WHAT THE EXERCISE ASKS - From the text on defining a data product below, copy word for word the part that begins with the words containing "- An API layer" and ends with "of this blog series.".

SOURCE PASSAGE -
· · · · ·
Defining a Data Product
Use the tag Data Mesh vs Azure to follow this blog series.
I was recently asked by Data Mesh Radio host Scott Hirleman and several of my customers to define a data product. After much thinking. Below is my current answer.
In the context of an idealistic data mesh architecture, establishing a working definition of a data product seems to be very real problem for most. What constitutes a data product seems to be very subjective, circumstantial in terms requirements and interlaced with platform technical maturity. AKA, a ‘minefield’ to navigate in definitional terms.
To help get my thoughts in order (as always) here is my currently thinking and definition for a data mesh – data product.
Of course, the usual caveats apply, it probably isn’t perfect. But we can figure it out together and hopefully move towards a definition that is both generic enough and real enough that we can reach agreement.
Let us break down the definition with a Venn diagram to start with. I do love representing things with overlapping circles! You’ll notice on page 30 of Zhamak’s book (Data Mesh – Deliverying Data-Driven Value at Scale) a Venn is also used to support this thinking. Great minds maybe 😉
In the Venn to the right, where we see overlap, we potentially find a data product.
I think a little more depth is required for each. Maybe a 3D Venn diagram would be better! Visually it does not matter, but to address the depth I’m talking, we need to consider requirements. Later we can even think about our minimum viable set of requirements… A post for another time though.
The thing I also want to be mindful of. Declaring something as a data product could be considered a privileged state of compliance to have reached in the overall data mesh solution. Certainly, a standard that not every scrap of data we find might be able to adhere to and also a standard that can’t simply be declared for existing data platforms/applications. You can easily see a situation where a data domain works away on a series of datasets that later gets awarded/published with data product status.
This sprint data domain ABC has completed its work for the XYZ datasets achieving data product status for the third time and awarded as a new authoritative source within the data mesh.
A little light-hearted when blogging, of course, but something in practice I see as a big deal that should be celebrated. Based on what I’m about to set out in the rest of this post as a data product definition and high bar to achieving it.
Right, let’s break this down.
Starting with the easy one first, technical capabilities. What do we mean in the context of delivering a data product in our mesh?
Given the theory vs practice theme of this blog series so far, when delivering a data mesh architecture in Azure we do have that high bar to entry in terms of what we need to build. This could be broken down using a set of technical capabilities, a technical menu if you like. For example:
- Metadata driven data ingestion. An Autoloader, if you like.
- Robust change data capture handling.
- Auditing and data lineage support.
- An enriched output dataset with business logic transformations. Maybe we call them bronze, silver, and gold layers. It seems to be a popular way to go at the moment.
- Continuous integration and continuous delivery pipelines.
- An API layer supporting developer experience interactions.
- A set of primary data interfaces through the PaaS plane, considering the points from part 2 of this blog series.
- Operational telemetry and frictionless connectivity, considering the points from part 3 of the blog series.
… to name a few technical capabilities that we could consider. The menu could be vast when thinking about tech. However, what we can then say is; if we don’t have these things, we fail to mean the minimum requirements of what is needed to deliver a data product in the mesh.
· · · · ·
SUPPLIED INFORMATION -
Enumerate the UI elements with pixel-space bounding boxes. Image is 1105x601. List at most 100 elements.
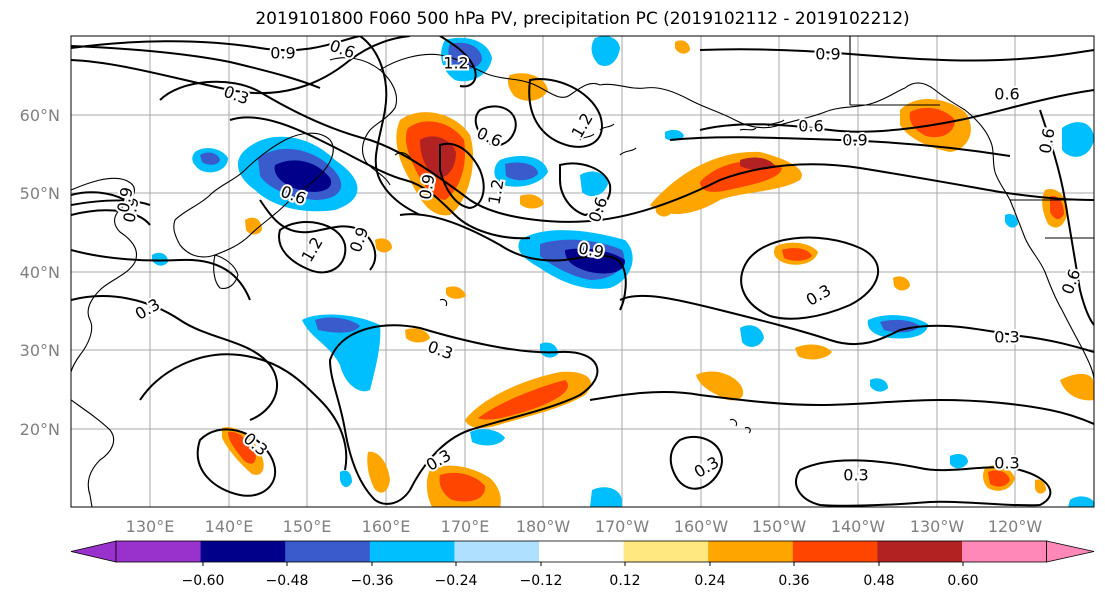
· · · · ·
ANSWER TO THIS EXERCISE -
- An API layer supporting developer experience interactions.
- A set of primary data interfaces through the PaaS plane, considering the points from part 2 of this blog series.